WORK TO BE COMPLETED:
Search the material below for the string "color" and list each line that holds it.

-- -- --

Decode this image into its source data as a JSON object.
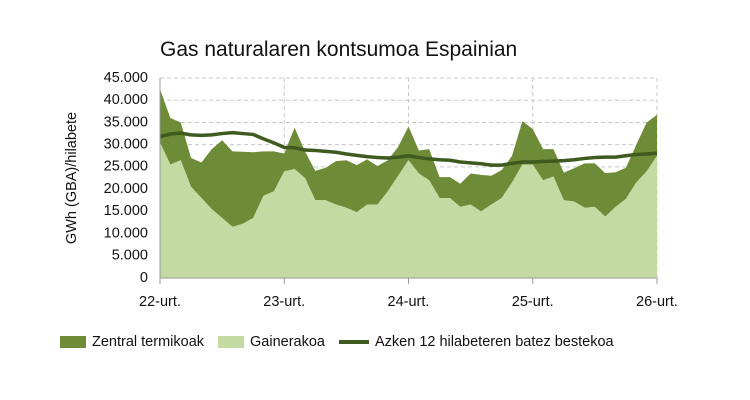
{
  "chart_data": {
    "type": "area",
    "title": "Gas naturalaren kontsumoa Espainian",
    "ylabel": "GWh (GBA)/hilabete",
    "xlabel": "",
    "ylim": [
      0,
      45000
    ],
    "y_ticks": [
      "0",
      "5.000",
      "10.000",
      "15.000",
      "20.000",
      "25.000",
      "30.000",
      "35.000",
      "40.000",
      "45.000"
    ],
    "y_tick_values": [
      0,
      5000,
      10000,
      15000,
      20000,
      25000,
      30000,
      35000,
      40000,
      45000
    ],
    "x_ticks": [
      "22-urt.",
      "23-urt.",
      "24-urt.",
      "25-urt.",
      "26-urt."
    ],
    "x_tick_index": [
      0,
      12,
      24,
      36,
      48
    ],
    "grid": true,
    "legend_position": "bottom",
    "stacked": true,
    "series": [
      {
        "name": "Gainerakoa",
        "kind": "area",
        "color": "#c3dba3",
        "values": [
          30500,
          25500,
          26500,
          20500,
          18000,
          15500,
          13500,
          11500,
          12200,
          13500,
          18500,
          19500,
          24000,
          24500,
          22500,
          17500,
          17500,
          16500,
          15800,
          14800,
          16500,
          16500,
          19500,
          23000,
          26500,
          23500,
          22000,
          18000,
          18000,
          16000,
          16500,
          15000,
          16500,
          18000,
          21500,
          25500,
          25500,
          22000,
          22800,
          17500,
          17200,
          15800,
          16000,
          13800,
          16000,
          17800,
          21500,
          24000,
          27500
        ]
      },
      {
        "name": "Zentral termikoak",
        "kind": "area",
        "color": "#6e8c37",
        "values": [
          12000,
          10500,
          8500,
          6500,
          8000,
          13500,
          17500,
          17000,
          16200,
          14800,
          10000,
          9000,
          4000,
          9300,
          6000,
          6600,
          7300,
          9800,
          10700,
          10600,
          10200,
          8700,
          7000,
          6500,
          7600,
          5200,
          7000,
          4700,
          4700,
          5200,
          7000,
          8200,
          6500,
          6300,
          6000,
          9800,
          8000,
          7000,
          6200,
          6200,
          7500,
          10000,
          9800,
          9800,
          7800,
          7000,
          8500,
          11000,
          9200
        ]
      },
      {
        "name": "Azken 12 hilabeteren batez bestekoa",
        "kind": "line",
        "color": "#3e5a1e",
        "values": [
          31800,
          32400,
          32600,
          32200,
          32100,
          32200,
          32500,
          32700,
          32500,
          32300,
          31300,
          30400,
          29400,
          29300,
          28800,
          28700,
          28500,
          28300,
          27900,
          27600,
          27300,
          27100,
          27000,
          27200,
          27500,
          27100,
          26800,
          26600,
          26500,
          26100,
          25900,
          25700,
          25400,
          25400,
          25800,
          26100,
          26100,
          26200,
          26300,
          26400,
          26600,
          26900,
          27100,
          27200,
          27200,
          27500,
          27800,
          27900,
          28100
        ]
      }
    ]
  }
}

-- -- --

SOLUTION TO THIS TASK:
        "color": "#c3dba3",
        "color": "#6e8c37",
        "color": "#3e5a1e",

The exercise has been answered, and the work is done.